Reproduce each record below exactly as written.

***** Data for this exercise *****

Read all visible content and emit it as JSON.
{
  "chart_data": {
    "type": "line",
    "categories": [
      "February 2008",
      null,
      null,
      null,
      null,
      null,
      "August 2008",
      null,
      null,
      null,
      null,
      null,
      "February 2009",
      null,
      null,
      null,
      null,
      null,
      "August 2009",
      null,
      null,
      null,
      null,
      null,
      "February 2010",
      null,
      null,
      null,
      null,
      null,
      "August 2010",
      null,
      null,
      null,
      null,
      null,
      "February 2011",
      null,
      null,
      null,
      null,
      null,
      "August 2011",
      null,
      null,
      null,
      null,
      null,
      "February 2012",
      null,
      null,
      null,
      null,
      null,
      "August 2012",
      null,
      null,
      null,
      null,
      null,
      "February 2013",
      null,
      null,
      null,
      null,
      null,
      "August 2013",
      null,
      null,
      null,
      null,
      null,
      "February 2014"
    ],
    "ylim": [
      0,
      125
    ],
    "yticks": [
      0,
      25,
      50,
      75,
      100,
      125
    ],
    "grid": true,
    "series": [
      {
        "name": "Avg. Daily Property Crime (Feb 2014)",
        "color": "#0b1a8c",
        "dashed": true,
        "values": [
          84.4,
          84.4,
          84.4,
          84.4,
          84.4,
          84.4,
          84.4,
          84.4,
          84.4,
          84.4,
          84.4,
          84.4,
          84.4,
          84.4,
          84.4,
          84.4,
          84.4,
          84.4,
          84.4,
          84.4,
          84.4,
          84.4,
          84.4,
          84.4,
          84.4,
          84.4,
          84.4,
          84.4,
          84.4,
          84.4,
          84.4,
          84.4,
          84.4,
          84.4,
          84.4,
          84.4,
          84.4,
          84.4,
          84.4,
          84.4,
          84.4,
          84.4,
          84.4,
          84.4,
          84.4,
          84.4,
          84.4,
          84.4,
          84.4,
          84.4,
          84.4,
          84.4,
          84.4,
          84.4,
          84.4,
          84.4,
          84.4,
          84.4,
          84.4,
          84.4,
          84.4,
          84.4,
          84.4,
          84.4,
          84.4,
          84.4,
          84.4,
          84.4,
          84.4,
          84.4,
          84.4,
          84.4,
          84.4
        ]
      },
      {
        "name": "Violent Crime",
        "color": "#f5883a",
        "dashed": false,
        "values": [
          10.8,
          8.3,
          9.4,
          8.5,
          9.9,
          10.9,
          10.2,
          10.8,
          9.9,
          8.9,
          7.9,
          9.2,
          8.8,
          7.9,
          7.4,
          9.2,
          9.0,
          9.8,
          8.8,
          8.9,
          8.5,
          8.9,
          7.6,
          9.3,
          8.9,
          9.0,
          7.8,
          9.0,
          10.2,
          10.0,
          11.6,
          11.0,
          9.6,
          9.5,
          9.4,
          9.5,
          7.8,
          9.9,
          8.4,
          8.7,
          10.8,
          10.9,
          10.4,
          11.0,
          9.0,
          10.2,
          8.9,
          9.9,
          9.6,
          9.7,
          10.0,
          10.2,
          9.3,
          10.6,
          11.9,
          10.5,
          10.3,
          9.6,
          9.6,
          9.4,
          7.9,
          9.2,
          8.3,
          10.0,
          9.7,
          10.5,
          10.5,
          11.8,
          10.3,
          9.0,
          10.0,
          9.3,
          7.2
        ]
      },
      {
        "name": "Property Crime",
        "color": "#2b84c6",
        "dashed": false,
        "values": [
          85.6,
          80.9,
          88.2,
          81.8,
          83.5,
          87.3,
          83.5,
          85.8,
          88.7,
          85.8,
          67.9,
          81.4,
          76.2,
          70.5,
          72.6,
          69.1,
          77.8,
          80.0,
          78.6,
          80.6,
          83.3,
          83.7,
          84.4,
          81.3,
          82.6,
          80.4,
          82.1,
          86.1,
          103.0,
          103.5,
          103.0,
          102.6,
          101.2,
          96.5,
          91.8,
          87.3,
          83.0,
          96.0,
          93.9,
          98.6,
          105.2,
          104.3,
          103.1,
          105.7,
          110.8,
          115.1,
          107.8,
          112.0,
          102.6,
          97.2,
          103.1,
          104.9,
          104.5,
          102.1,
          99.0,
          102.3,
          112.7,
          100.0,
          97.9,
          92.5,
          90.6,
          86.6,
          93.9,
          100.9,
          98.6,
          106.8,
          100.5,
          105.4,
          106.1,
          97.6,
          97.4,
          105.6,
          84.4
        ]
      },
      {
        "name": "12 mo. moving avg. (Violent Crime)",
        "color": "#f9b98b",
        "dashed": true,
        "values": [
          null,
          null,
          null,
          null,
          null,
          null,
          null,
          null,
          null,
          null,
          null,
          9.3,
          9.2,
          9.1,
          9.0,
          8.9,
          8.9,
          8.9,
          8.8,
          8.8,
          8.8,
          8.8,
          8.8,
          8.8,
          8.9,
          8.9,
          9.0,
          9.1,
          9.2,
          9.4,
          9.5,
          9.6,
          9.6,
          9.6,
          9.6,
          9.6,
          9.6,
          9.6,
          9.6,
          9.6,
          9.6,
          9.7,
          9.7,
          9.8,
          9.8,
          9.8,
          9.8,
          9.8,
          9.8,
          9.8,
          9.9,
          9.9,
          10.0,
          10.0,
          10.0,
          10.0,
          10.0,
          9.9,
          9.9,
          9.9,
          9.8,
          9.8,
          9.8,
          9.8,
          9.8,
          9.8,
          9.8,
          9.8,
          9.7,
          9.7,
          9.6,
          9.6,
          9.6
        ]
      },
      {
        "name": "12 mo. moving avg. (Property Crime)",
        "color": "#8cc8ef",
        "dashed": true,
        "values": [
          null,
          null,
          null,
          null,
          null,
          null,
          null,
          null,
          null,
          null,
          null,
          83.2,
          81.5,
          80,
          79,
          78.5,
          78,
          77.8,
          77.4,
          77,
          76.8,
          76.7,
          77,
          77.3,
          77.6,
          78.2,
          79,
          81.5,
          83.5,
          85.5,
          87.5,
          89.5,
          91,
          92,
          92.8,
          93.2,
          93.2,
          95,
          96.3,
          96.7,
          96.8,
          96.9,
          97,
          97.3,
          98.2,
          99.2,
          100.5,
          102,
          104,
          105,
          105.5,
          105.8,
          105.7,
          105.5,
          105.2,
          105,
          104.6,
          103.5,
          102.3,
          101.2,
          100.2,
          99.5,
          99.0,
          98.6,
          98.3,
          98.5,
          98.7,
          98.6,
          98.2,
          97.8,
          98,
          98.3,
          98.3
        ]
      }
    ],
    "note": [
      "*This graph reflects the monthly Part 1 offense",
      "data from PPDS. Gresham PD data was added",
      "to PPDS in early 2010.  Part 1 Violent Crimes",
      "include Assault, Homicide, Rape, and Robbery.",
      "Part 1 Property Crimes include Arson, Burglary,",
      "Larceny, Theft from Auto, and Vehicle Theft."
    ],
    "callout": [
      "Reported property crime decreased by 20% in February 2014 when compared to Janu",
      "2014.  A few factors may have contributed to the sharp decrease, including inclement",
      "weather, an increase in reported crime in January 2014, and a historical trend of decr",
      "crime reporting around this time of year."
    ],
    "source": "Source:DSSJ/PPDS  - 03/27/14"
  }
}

*****

## Task answer
Read all visible content and emit it as JSON.
{
  "chart_data": {
    "type": "line",
    "categories": [
      "February 2008",
      null,
      null,
      null,
      null,
      null,
      "August 2008",
      null,
      null,
      null,
      null,
      null,
      "February 2009",
      null,
      null,
      null,
      null,
      null,
      "August 2009",
      null,
      null,
      null,
      null,
      null,
      "February 2010",
      null,
      null,
      null,
      null,
      null,
      "August 2010",
      null,
      null,
      null,
      null,
      null,
      "February 2011",
      null,
      null,
      null,
      null,
      null,
      "August 2011",
      null,
      null,
      null,
      null,
      null,
      "February 2012",
      null,
      null,
      null,
      null,
      null,
      "August 2012",
      null,
      null,
      null,
      null,
      null,
      "February 2013",
      null,
      null,
      null,
      null,
      null,
      "August 2013",
      null,
      null,
      null,
      null,
      null,
      "February 2014"
    ],
    "ylim": [
      0,
      125
    ],
    "yticks": [
      0,
      25,
      50,
      75,
      100,
      125
    ],
    "grid": true,
    "series": [
      {
        "name": "Avg. Daily Property Crime (Feb 2014)",
        "color": "#0b1a8c",
        "dashed": true,
        "values": [
          84.4,
          84.4,
          84.4,
          84.4,
          84.4,
          84.4,
          84.4,
          84.4,
          84.4,
          84.4,
          84.4,
          84.4,
          84.4,
          84.4,
          84.4,
          84.4,
          84.4,
          84.4,
          84.4,
          84.4,
          84.4,
          84.4,
          84.4,
          84.4,
          84.4,
          84.4,
          84.4,
          84.4,
          84.4,
          84.4,
          84.4,
          84.4,
          84.4,
          84.4,
          84.4,
          84.4,
          84.4,
          84.4,
          84.4,
          84.4,
          84.4,
          84.4,
          84.4,
          84.4,
          84.4,
          84.4,
          84.4,
          84.4,
          84.4,
          84.4,
          84.4,
          84.4,
          84.4,
          84.4,
          84.4,
          84.4,
          84.4,
          84.4,
          84.4,
          84.4,
          84.4,
          84.4,
          84.4,
          84.4,
          84.4,
          84.4,
          84.4,
          84.4,
          84.4,
          84.4,
          84.4,
          84.4,
          84.4
        ]
      },
      {
        "name": "Violent Crime",
        "color": "#f5883a",
        "dashed": false,
        "values": [
          10.8,
          8.3,
          9.4,
          8.5,
          9.9,
          10.9,
          10.2,
          10.8,
          9.9,
          8.9,
          7.9,
          9.2,
          8.8,
          7.9,
          7.4,
          9.2,
          9.0,
          9.8,
          8.8,
          8.9,
          8.5,
          8.9,
          7.6,
          9.3,
          8.9,
          9.0,
          7.8,
          9.0,
          10.2,
          10.0,
          11.6,
          11.0,
          9.6,
          9.5,
          9.4,
          9.5,
          7.8,
          9.9,
          8.4,
          8.7,
          10.8,
          10.9,
          10.4,
          11.0,
          9.0,
          10.2,
          8.9,
          9.9,
          9.6,
          9.7,
          10.0,
          10.2,
          9.3,
          10.6,
          11.9,
          10.5,
          10.3,
          9.6,
          9.6,
          9.4,
          7.9,
          9.2,
          8.3,
          10.0,
          9.7,
          10.5,
          10.5,
          11.8,
          10.3,
          9.0,
          10.0,
          9.3,
          7.2
        ]
      },
      {
        "name": "Property Crime",
        "color": "#2b84c6",
        "dashed": false,
        "values": [
          85.6,
          80.9,
          88.2,
          81.8,
          83.5,
          87.3,
          83.5,
          85.8,
          88.7,
          85.8,
          67.9,
          81.4,
          76.2,
          70.5,
          72.6,
          69.1,
          77.8,
          80.0,
          78.6,
          80.6,
          83.3,
          83.7,
          84.4,
          81.3,
          82.6,
          80.4,
          82.1,
          86.1,
          103.0,
          103.5,
          103.0,
          102.6,
          101.2,
          96.5,
          91.8,
          87.3,
          83.0,
          96.0,
          93.9,
          98.6,
          105.2,
          104.3,
          103.1,
          105.7,
          110.8,
          115.1,
          107.8,
          112.0,
          102.6,
          97.2,
          103.1,
          104.9,
          104.5,
          102.1,
          99.0,
          102.3,
          112.7,
          100.0,
          97.9,
          92.5,
          90.6,
          86.6,
          93.9,
          100.9,
          98.6,
          106.8,
          100.5,
          105.4,
          106.1,
          97.6,
          97.4,
          105.6,
          84.4
        ]
      },
      {
        "name": "12 mo. moving avg. (Violent Crime)",
        "color": "#f9b98b",
        "dashed": true,
        "values": [
          null,
          null,
          null,
          null,
          null,
          null,
          null,
          null,
          null,
          null,
          null,
          9.3,
          9.2,
          9.1,
          9.0,
          8.9,
          8.9,
          8.9,
          8.8,
          8.8,
          8.8,
          8.8,
          8.8,
          8.8,
          8.9,
          8.9,
          9.0,
          9.1,
          9.2,
          9.4,
          9.5,
          9.6,
          9.6,
          9.6,
          9.6,
          9.6,
          9.6,
          9.6,
          9.6,
          9.6,
          9.6,
          9.7,
          9.7,
          9.8,
          9.8,
          9.8,
          9.8,
          9.8,
          9.8,
          9.8,
          9.9,
          9.9,
          10.0,
          10.0,
          10.0,
          10.0,
          10.0,
          9.9,
          9.9,
          9.9,
          9.8,
          9.8,
          9.8,
          9.8,
          9.8,
          9.8,
          9.8,
          9.8,
          9.7,
          9.7,
          9.6,
          9.6,
          9.6
        ]
      },
      {
        "name": "12 mo. moving avg. (Property Crime)",
        "color": "#8cc8ef",
        "dashed": true,
        "values": [
          null,
          null,
          null,
          null,
          null,
          null,
          null,
          null,
          null,
          null,
          null,
          83.2,
          81.5,
          80,
          79,
          78.5,
          78,
          77.8,
          77.4,
          77,
          76.8,
          76.7,
          77,
          77.3,
          77.6,
          78.2,
          79,
          81.5,
          83.5,
          85.5,
          87.5,
          89.5,
          91,
          92,
          92.8,
          93.2,
          93.2,
          95,
          96.3,
          96.7,
          96.8,
          96.9,
          97,
          97.3,
          98.2,
          99.2,
          100.5,
          102,
          104,
          105,
          105.5,
          105.8,
          105.7,
          105.5,
          105.2,
          105,
          104.6,
          103.5,
          102.3,
          101.2,
          100.2,
          99.5,
          99.0,
          98.6,
          98.3,
          98.5,
          98.7,
          98.6,
          98.2,
          97.8,
          98,
          98.3,
          98.3
        ]
      }
    ],
    "note": [
      "*This graph reflects the monthly Part 1 offense",
      "data from PPDS. Gresham PD data was added",
      "to PPDS in early 2010.  Part 1 Violent Crimes",
      "include Assault, Homicide, Rape, and Robbery.",
      "Part 1 Property Crimes include Arson, Burglary,",
      "Larceny, Theft from Auto, and Vehicle Theft."
    ],
    "callout": [
      "Reported property crime decreased by 20% in February 2014 when compared to Janu",
      "2014.  A few factors may have contributed to the sharp decrease, including inclement",
      "weather, an increase in reported crime in January 2014, and a historical trend of decr",
      "crime reporting around this time of year."
    ],
    "source": "Source:DSSJ/PPDS  - 03/27/14"
  }
}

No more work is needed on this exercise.